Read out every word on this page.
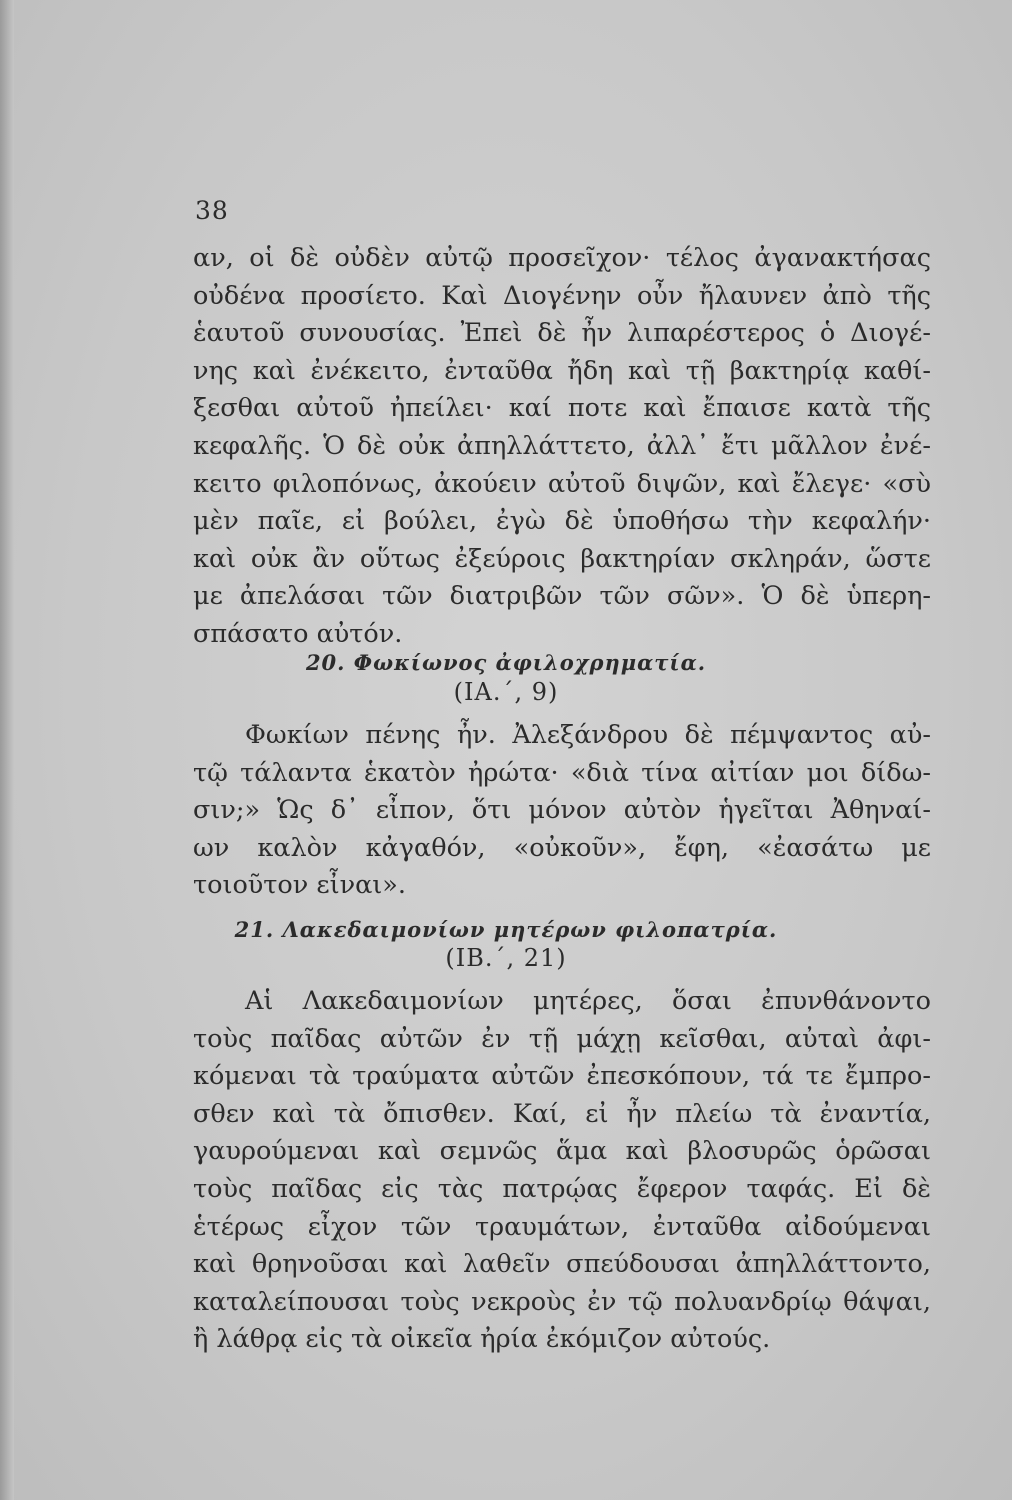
38
αν, οἱ δὲ οὐδὲν αὐτῷ προσεῖχον· τέλος ἀγανακτήσας
οὐδένα προσίετο. Καὶ Διογένην οὖν ἤλαυνεν ἀπὸ τῆς
ἑαυτοῦ συνουσίας. Ἐπεὶ δὲ ἦν λιπαρέστερος ὁ Διογέ-
νης καὶ ἐνέκειτο, ἐνταῦθα ἤδη καὶ τῇ βακτηρίᾳ καθί-
ξεσθαι αὐτοῦ ἠπείλει· καί ποτε καὶ ἔπαισε κατὰ τῆς
κεφαλῆς. Ὁ δὲ οὐκ ἀπηλλάττετο, ἀλλ᾽ ἔτι μᾶλλον ἐνέ-
κειτο φιλοπόνως, ἀκούειν αὐτοῦ διψῶν, καὶ ἔλεγε· «σὺ
μὲν παῖε, εἰ βούλει, ἐγὼ δὲ ὑποθήσω τὴν κεφαλήν·
καὶ οὐκ ἂν οὕτως ἐξεύροις βακτηρίαν σκληράν, ὥστε
με ἀπελάσαι τῶν διατριβῶν τῶν σῶν». Ὁ δὲ ὑπερη-
σπάσατο αὐτόν.
20. Φωκίωνος ἀφιλοχρηματία.
(ΙΑ.΄, 9)
Φωκίων πένης ἦν. Ἀλεξάνδρου δὲ πέμψαντος αὐ-
τῷ τάλαντα ἑκατὸν ἠρώτα· «διὰ τίνα αἰτίαν μοι δίδω-
σιν;» Ὡς δ᾽ εἶπον, ὅτι μόνον αὐτὸν ἡγεῖται Ἀθηναί-
ων καλὸν κἀγαθόν, «οὐκοῦν», ἔφη, «ἐασάτω με
τοιοῦτον εἶναι».
21. Λακεδαιμονίων μητέρων φιλοπατρία.
(ΙΒ.΄, 21)
Αἱ Λακεδαιμονίων μητέρες, ὅσαι ἐπυνθάνοντο
τοὺς παῖδας αὐτῶν ἐν τῇ μάχῃ κεῖσθαι, αὐταὶ ἀφι-
κόμεναι τὰ τραύματα αὐτῶν ἐπεσκόπουν, τά τε ἔμπρο-
σθεν καὶ τὰ ὄπισθεν. Καί, εἰ ἦν πλείω τὰ ἐναντία,
γαυρούμεναι καὶ σεμνῶς ἅμα καὶ βλοσυρῶς ὁρῶσαι
τοὺς παῖδας εἰς τὰς πατρῴας ἔφερον ταφάς. Εἰ δὲ
ἑτέρως εἶχον τῶν τραυμάτων, ἐνταῦθα αἰδούμεναι
καὶ θρηνοῦσαι καὶ λαθεῖν σπεύδουσαι ἀπηλλάττοντο,
καταλείπουσαι τοὺς νεκροὺς ἐν τῷ πολυανδρίῳ θάψαι,
ἢ λάθρᾳ εἰς τὰ οἰκεῖα ἠρία ἐκόμιζον αὐτούς.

* _YOUR GOAL_
Repeat the material above in full and unchanged, minus its images.

* _FINISHED TASK_
Read out every word on this page.
38
αν, οἱ δὲ οὐδὲν αὐτῷ προσεῖχον· τέλος ἀγανακτήσας
οὐδένα προσίετο. Καὶ Διογένην οὖν ἤλαυνεν ἀπὸ τῆς
ἑαυτοῦ συνουσίας. Ἐπεὶ δὲ ἦν λιπαρέστερος ὁ Διογέ-
νης καὶ ἐνέκειτο, ἐνταῦθα ἤδη καὶ τῇ βακτηρίᾳ καθί-
ξεσθαι αὐτοῦ ἠπείλει· καί ποτε καὶ ἔπαισε κατὰ τῆς
κεφαλῆς. Ὁ δὲ οὐκ ἀπηλλάττετο, ἀλλ᾽ ἔτι μᾶλλον ἐνέ-
κειτο φιλοπόνως, ἀκούειν αὐτοῦ διψῶν, καὶ ἔλεγε· «σὺ
μὲν παῖε, εἰ βούλει, ἐγὼ δὲ ὑποθήσω τὴν κεφαλήν·
καὶ οὐκ ἂν οὕτως ἐξεύροις βακτηρίαν σκληράν, ὥστε
με ἀπελάσαι τῶν διατριβῶν τῶν σῶν». Ὁ δὲ ὑπερη-
σπάσατο αὐτόν.
20. Φωκίωνος ἀφιλοχρηματία.
(ΙΑ.΄, 9)
Φωκίων πένης ἦν. Ἀλεξάνδρου δὲ πέμψαντος αὐ-
τῷ τάλαντα ἑκατὸν ἠρώτα· «διὰ τίνα αἰτίαν μοι δίδω-
σιν;» Ὡς δ᾽ εἶπον, ὅτι μόνον αὐτὸν ἡγεῖται Ἀθηναί-
ων καλὸν κἀγαθόν, «οὐκοῦν», ἔφη, «ἐασάτω με
τοιοῦτον εἶναι».
21. Λακεδαιμονίων μητέρων φιλοπατρία.
(ΙΒ.΄, 21)
Αἱ Λακεδαιμονίων μητέρες, ὅσαι ἐπυνθάνοντο
τοὺς παῖδας αὐτῶν ἐν τῇ μάχῃ κεῖσθαι, αὐταὶ ἀφι-
κόμεναι τὰ τραύματα αὐτῶν ἐπεσκόπουν, τά τε ἔμπρο-
σθεν καὶ τὰ ὄπισθεν. Καί, εἰ ἦν πλείω τὰ ἐναντία,
γαυρούμεναι καὶ σεμνῶς ἅμα καὶ βλοσυρῶς ὁρῶσαι
τοὺς παῖδας εἰς τὰς πατρῴας ἔφερον ταφάς. Εἰ δὲ
ἑτέρως εἶχον τῶν τραυμάτων, ἐνταῦθα αἰδούμεναι
καὶ θρηνοῦσαι καὶ λαθεῖν σπεύδουσαι ἀπηλλάττοντο,
καταλείπουσαι τοὺς νεκροὺς ἐν τῷ πολυανδρίῳ θάψαι,
ἢ λάθρᾳ εἰς τὰ οἰκεῖα ἠρία ἐκόμιζον αὐτούς.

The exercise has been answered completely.